* Exercise prompt *
Scan the records below for the string "this" and return every line where it appears.
<<<<
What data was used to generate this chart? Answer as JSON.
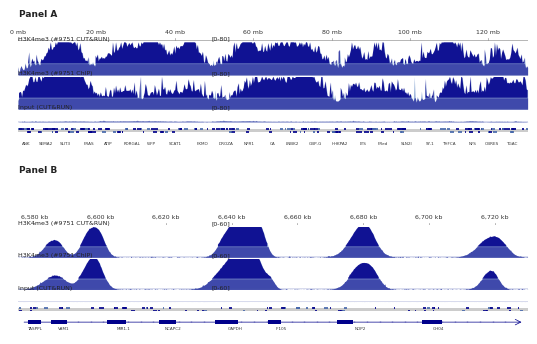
{
  "bg_color": "#ffffff",
  "panel_a_label": "Panel A",
  "panel_b_label": "Panel B",
  "panel_a": {
    "xmin": 0,
    "xmax": 130,
    "xticks": [
      0,
      20,
      40,
      60,
      80,
      100,
      120
    ],
    "xticklabels": [
      "0 mb",
      "20 mb",
      "40 mb",
      "60 mb",
      "80 mb",
      "100 mb",
      "120 mb"
    ],
    "tracks": [
      {
        "label": "H3K4me3 (#9751 CUT&RUN)",
        "range": "[0-80]"
      },
      {
        "label": "H3K4me3 (#9751 ChIP)",
        "range": "[0-80]"
      },
      {
        "label": "Input (CUT&RUN)",
        "range": "[0-80]"
      }
    ]
  },
  "panel_b": {
    "xmin": 6575,
    "xmax": 6730,
    "xticks": [
      6580,
      6600,
      6620,
      6640,
      6660,
      6680,
      6700,
      6720
    ],
    "xticklabels": [
      "6,580 kb",
      "6,600 kb",
      "6,620 kb",
      "6,640 kb",
      "6,660 kb",
      "6,680 kb",
      "6,700 kb",
      "6,720 kb"
    ],
    "tracks": [
      {
        "label": "H3K4me3 (#9751 CUT&RUN)",
        "range": "[0-60]"
      },
      {
        "label": "H3K4me3 (#9751 ChIP)",
        "range": "[0-60]"
      },
      {
        "label": "Input (CUT&RUN)",
        "range": "[0-60]"
      }
    ]
  },
  "track_color_dark": "#00008B",
  "track_color_light": "#7799CC",
  "genome_bar_color": "#00008B",
  "genome_bar_bg": "#BBCCDD",
  "label_fontsize": 4.5,
  "axis_fontsize": 4.5,
  "panel_label_fontsize": 6.5,
  "panel_b_gene_labels": [
    "TASPPL",
    "VAM1",
    "MIR1.1",
    "NCAPC2",
    "GAPDH",
    "IF105",
    "NOP2",
    "GH04"
  ]
}
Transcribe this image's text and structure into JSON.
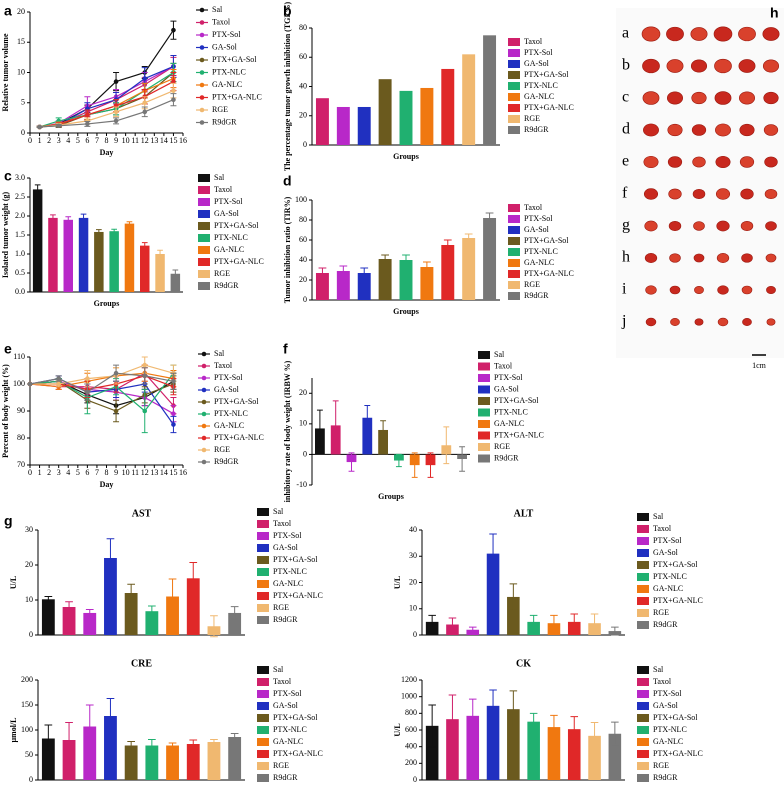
{
  "chart_data": [
    {
      "type": "line",
      "panel": "a",
      "ylabel": "Relative tumor volume",
      "xlabel": "Day",
      "x": [
        1,
        3,
        6,
        9,
        12,
        15
      ],
      "xlim": [
        0,
        16
      ],
      "xticks": [
        0,
        1,
        2,
        3,
        4,
        5,
        6,
        7,
        8,
        9,
        10,
        11,
        12,
        13,
        14,
        15,
        16
      ],
      "ylim": [
        0,
        20
      ],
      "yticks": [
        0,
        5,
        10,
        15,
        20
      ],
      "series": [
        {
          "name": "Sal",
          "color": "#111111",
          "values": [
            1,
            1.5,
            4,
            8.5,
            10,
            17
          ],
          "errors": [
            0.1,
            0.3,
            0.6,
            1.5,
            1.0,
            1.5
          ]
        },
        {
          "name": "Taxol",
          "color": "#d0206a",
          "values": [
            1,
            1.4,
            3.5,
            5.5,
            8,
            11
          ],
          "errors": [
            0.1,
            0.3,
            0.8,
            1.2,
            1.2,
            1.5
          ]
        },
        {
          "name": "PTX-Sol",
          "color": "#b828c8",
          "values": [
            1,
            1.6,
            4.5,
            6,
            8.5,
            11
          ],
          "errors": [
            0.1,
            0.4,
            1.5,
            1.2,
            1.5,
            1.8
          ]
        },
        {
          "name": "GA-Sol",
          "color": "#2030c0",
          "values": [
            1,
            1.3,
            4,
            5.5,
            9,
            11
          ],
          "errors": [
            0.1,
            0.3,
            1.0,
            1.2,
            1.8,
            1.8
          ]
        },
        {
          "name": "PTX+GA-Sol",
          "color": "#6b5a1e",
          "values": [
            1,
            1.2,
            3,
            4,
            6,
            10
          ],
          "errors": [
            0.1,
            0.3,
            0.8,
            1.0,
            1.2,
            1.5
          ]
        },
        {
          "name": "PTX-NLC",
          "color": "#20b070",
          "values": [
            1,
            2,
            3,
            4,
            7,
            10
          ],
          "errors": [
            0.1,
            0.5,
            0.8,
            1.0,
            1.2,
            1.5
          ]
        },
        {
          "name": "GA-NLC",
          "color": "#f07810",
          "values": [
            1,
            1.5,
            3,
            4.5,
            7,
            9
          ],
          "errors": [
            0.1,
            0.3,
            0.8,
            1.0,
            1.2,
            1.5
          ]
        },
        {
          "name": "PTX+GA-NLC",
          "color": "#e02828",
          "values": [
            1,
            1.4,
            3,
            4.5,
            6,
            8.5
          ],
          "errors": [
            0.1,
            0.3,
            0.8,
            1.0,
            1.2,
            1.5
          ]
        },
        {
          "name": "RGE",
          "color": "#f0b870",
          "values": [
            1,
            1.3,
            2,
            3.5,
            5,
            7
          ],
          "errors": [
            0.1,
            0.3,
            0.5,
            0.8,
            1.0,
            1.2
          ]
        },
        {
          "name": "R9dGR",
          "color": "#777777",
          "values": [
            1,
            1.2,
            1.5,
            2,
            3.5,
            5.5
          ],
          "errors": [
            0.1,
            0.2,
            0.4,
            0.5,
            0.8,
            1.0
          ]
        }
      ]
    },
    {
      "type": "bar",
      "panel": "b",
      "ylabel": "The percentage tumor growth inhibition (TGI %)",
      "xlabel": "Groups",
      "categories": [
        "Taxol",
        "PTX-Sol",
        "GA-Sol",
        "PTX+GA-Sol",
        "PTX-NLC",
        "GA-NLC",
        "PTX+GA-NLC",
        "RGE",
        "R9dGR"
      ],
      "values": [
        32,
        26,
        26,
        45,
        37,
        39,
        52,
        62,
        75
      ],
      "colors": [
        "#d0206a",
        "#b828c8",
        "#2030c0",
        "#6b5a1e",
        "#20b070",
        "#f07810",
        "#e02828",
        "#f0b870",
        "#777777"
      ],
      "ylim": [
        0,
        80
      ],
      "yticks": [
        0,
        20,
        40,
        60,
        80
      ]
    },
    {
      "type": "bar",
      "panel": "c",
      "ylabel": "Isolated tumor weight (g)",
      "xlabel": "Groups",
      "categories": [
        "Sal",
        "Taxol",
        "PTX-Sol",
        "GA-Sol",
        "PTX+GA-Sol",
        "PTX-NLC",
        "GA-NLC",
        "PTX+GA-NLC",
        "RGE",
        "R9dGR"
      ],
      "values": [
        2.7,
        1.95,
        1.9,
        1.95,
        1.58,
        1.6,
        1.8,
        1.22,
        1.0,
        0.48
      ],
      "errors": [
        0.12,
        0.08,
        0.08,
        0.1,
        0.06,
        0.05,
        0.05,
        0.08,
        0.1,
        0.1
      ],
      "colors": [
        "#111111",
        "#d0206a",
        "#b828c8",
        "#2030c0",
        "#6b5a1e",
        "#20b070",
        "#f07810",
        "#e02828",
        "#f0b870",
        "#777777"
      ],
      "ylim": [
        0,
        3.0
      ],
      "yticks": [
        {
          "value": 0,
          "label": "0.0"
        },
        0.5,
        {
          "value": 1,
          "label": "1.0"
        },
        1.5,
        {
          "value": 2,
          "label": "2.0"
        },
        2.5,
        {
          "value": 3,
          "label": "3.0"
        }
      ]
    },
    {
      "type": "bar",
      "panel": "d",
      "ylabel": "Tumor inhibition ratio (TIR%)",
      "xlabel": "Groups",
      "categories": [
        "Taxol",
        "PTX-Sol",
        "GA-Sol",
        "PTX+GA-Sol",
        "PTX-NLC",
        "GA-NLC",
        "PTX+GA-NLC",
        "RGE",
        "R9dGR"
      ],
      "values": [
        27,
        29,
        27,
        41,
        40,
        33,
        55,
        62,
        82
      ],
      "errors": [
        5,
        5,
        5,
        4,
        5,
        5,
        5,
        4,
        5
      ],
      "colors": [
        "#d0206a",
        "#b828c8",
        "#2030c0",
        "#6b5a1e",
        "#20b070",
        "#f07810",
        "#e02828",
        "#f0b870",
        "#777777"
      ],
      "ylim": [
        0,
        100
      ],
      "yticks": [
        0,
        20,
        40,
        60,
        80,
        100
      ]
    },
    {
      "type": "line",
      "panel": "e",
      "ylabel": "Percent of body weight (%)",
      "xlabel": "Day",
      "x": [
        0,
        3,
        6,
        9,
        12,
        15
      ],
      "xlim": [
        0,
        16
      ],
      "xticks": [
        0,
        1,
        2,
        3,
        4,
        5,
        6,
        7,
        8,
        9,
        10,
        11,
        12,
        13,
        14,
        15,
        16
      ],
      "ylim": [
        70,
        110
      ],
      "yticks": [
        70,
        80,
        90,
        100,
        110
      ],
      "series": [
        {
          "name": "Sal",
          "color": "#111111",
          "values": [
            100,
            101,
            96,
            92,
            95,
            101
          ],
          "errors": [
            0,
            1,
            3,
            3,
            3,
            3
          ]
        },
        {
          "name": "Taxol",
          "color": "#d0206a",
          "values": [
            100,
            99,
            99,
            98,
            104,
            92
          ],
          "errors": [
            0,
            1,
            3,
            3,
            3,
            3
          ]
        },
        {
          "name": "PTX-Sol",
          "color": "#b828c8",
          "values": [
            100,
            101,
            98,
            97,
            95,
            89
          ],
          "errors": [
            0,
            1,
            3,
            3,
            3,
            3
          ]
        },
        {
          "name": "GA-Sol",
          "color": "#2030c0",
          "values": [
            100,
            102,
            97,
            98,
            100,
            85
          ],
          "errors": [
            0,
            1,
            3,
            3,
            3,
            3
          ]
        },
        {
          "name": "PTX+GA-Sol",
          "color": "#6b5a1e",
          "values": [
            100,
            101,
            94,
            90,
            96,
            100
          ],
          "errors": [
            0,
            1,
            3,
            4,
            3,
            3
          ]
        },
        {
          "name": "PTX-NLC",
          "color": "#20b070",
          "values": [
            100,
            101,
            95,
            99,
            90,
            104
          ],
          "errors": [
            0,
            1,
            6,
            3,
            8,
            3
          ]
        },
        {
          "name": "GA-NLC",
          "color": "#f07810",
          "values": [
            100,
            99,
            101,
            103,
            104,
            102
          ],
          "errors": [
            0,
            1,
            3,
            3,
            3,
            3
          ]
        },
        {
          "name": "PTX+GA-NLC",
          "color": "#e02828",
          "values": [
            100,
            100,
            98,
            100,
            103,
            99
          ],
          "errors": [
            0,
            1,
            3,
            3,
            3,
            3
          ]
        },
        {
          "name": "RGE",
          "color": "#f0b870",
          "values": [
            100,
            100,
            102,
            103,
            107,
            104
          ],
          "errors": [
            0,
            1,
            3,
            3,
            3,
            3
          ]
        },
        {
          "name": "R9dGR",
          "color": "#777777",
          "values": [
            100,
            102,
            97,
            104,
            103,
            101
          ],
          "errors": [
            0,
            1,
            3,
            3,
            3,
            3
          ]
        }
      ]
    },
    {
      "type": "bar",
      "panel": "f",
      "ylabel": "inhibitory rate of body weight (IRBW %)",
      "xlabel": "Groups",
      "categories": [
        "Sal",
        "Taxol",
        "PTX-Sol",
        "GA-Sol",
        "PTX+GA-Sol",
        "PTX-NLC",
        "GA-NLC",
        "PTX+GA-NLC",
        "RGE",
        "R9dGR"
      ],
      "values": [
        8.5,
        9.5,
        -2.5,
        12,
        8,
        -2,
        -3.5,
        -3.5,
        3,
        -1.5
      ],
      "errors": [
        6,
        8,
        3,
        4,
        3,
        2,
        4,
        4,
        6,
        4
      ],
      "colors": [
        "#111111",
        "#d0206a",
        "#b828c8",
        "#2030c0",
        "#6b5a1e",
        "#20b070",
        "#f07810",
        "#e02828",
        "#f0b870",
        "#777777"
      ],
      "ylim": [
        -10,
        25
      ],
      "yticks": [
        -10,
        0,
        10,
        20
      ]
    },
    {
      "type": "bar",
      "panel": "g",
      "title": "AST",
      "ylabel": "U/L",
      "categories": [
        "Sal",
        "Taxol",
        "PTX-Sol",
        "GA-Sol",
        "PTX+GA-Sol",
        "PTX-NLC",
        "GA-NLC",
        "PTX+GA-NLC",
        "RGE",
        "R9dGR"
      ],
      "values": [
        10.2,
        8,
        6.3,
        22,
        12,
        6.8,
        11,
        16.2,
        2.5,
        6.3
      ],
      "errors": [
        0.8,
        1.5,
        1,
        5.5,
        2.5,
        1.5,
        5,
        4.5,
        3,
        1.8
      ],
      "colors": [
        "#111111",
        "#d0206a",
        "#b828c8",
        "#2030c0",
        "#6b5a1e",
        "#20b070",
        "#f07810",
        "#e02828",
        "#f0b870",
        "#777777"
      ],
      "ylim": [
        0,
        30
      ],
      "yticks": [
        0,
        10,
        20,
        30
      ]
    },
    {
      "type": "bar",
      "title": "ALT",
      "ylabel": "U/L",
      "categories": [
        "Sal",
        "Taxol",
        "PTX-Sol",
        "GA-Sol",
        "PTX+GA-Sol",
        "PTX-NLC",
        "GA-NLC",
        "PTX+GA-NLC",
        "RGE",
        "R9dGR"
      ],
      "values": [
        5,
        4,
        2,
        31,
        14.5,
        5,
        4.5,
        5,
        4.5,
        1.5
      ],
      "errors": [
        2.5,
        2.5,
        1,
        7.5,
        5,
        2.5,
        3,
        3,
        3.5,
        1.5
      ],
      "colors": [
        "#111111",
        "#d0206a",
        "#b828c8",
        "#2030c0",
        "#6b5a1e",
        "#20b070",
        "#f07810",
        "#e02828",
        "#f0b870",
        "#777777"
      ],
      "ylim": [
        0,
        40
      ],
      "yticks": [
        0,
        10,
        20,
        30,
        40
      ]
    },
    {
      "type": "bar",
      "title": "CRE",
      "ylabel": "μmol/L",
      "categories": [
        "Sal",
        "Taxol",
        "PTX-Sol",
        "GA-Sol",
        "PTX+GA-Sol",
        "PTX-NLC",
        "GA-NLC",
        "PTX+GA-NLC",
        "RGE",
        "R9dGR"
      ],
      "values": [
        83,
        80,
        107,
        128,
        69,
        69,
        69,
        72,
        76,
        86
      ],
      "errors": [
        27,
        35,
        43,
        35,
        8,
        12,
        5,
        8,
        5,
        7
      ],
      "colors": [
        "#111111",
        "#d0206a",
        "#b828c8",
        "#2030c0",
        "#6b5a1e",
        "#20b070",
        "#f07810",
        "#e02828",
        "#f0b870",
        "#777777"
      ],
      "ylim": [
        0,
        200
      ],
      "yticks": [
        0,
        50,
        100,
        150,
        200
      ]
    },
    {
      "type": "bar",
      "title": "CK",
      "ylabel": "U/L",
      "categories": [
        "Sal",
        "Taxol",
        "PTX-Sol",
        "GA-Sol",
        "PTX+GA-Sol",
        "PTX-NLC",
        "GA-NLC",
        "PTX+GA-NLC",
        "RGE",
        "R9dGR"
      ],
      "values": [
        650,
        730,
        770,
        890,
        850,
        700,
        635,
        610,
        530,
        555
      ],
      "errors": [
        250,
        290,
        200,
        190,
        220,
        100,
        140,
        150,
        160,
        140
      ],
      "colors": [
        "#111111",
        "#d0206a",
        "#b828c8",
        "#2030c0",
        "#6b5a1e",
        "#20b070",
        "#f07810",
        "#e02828",
        "#f0b870",
        "#777777"
      ],
      "ylim": [
        0,
        1200
      ],
      "yticks": [
        0,
        200,
        400,
        600,
        800,
        1000,
        1200
      ]
    }
  ],
  "photo": {
    "panel": "h",
    "rows": [
      "a",
      "b",
      "c",
      "d",
      "e",
      "f",
      "g",
      "h",
      "i",
      "j"
    ],
    "scale": "1cm"
  }
}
>>>>
* Answer space *
What data was used to generate this chart? Answer as JSON.
Transcribe this image's text and structure into JSON.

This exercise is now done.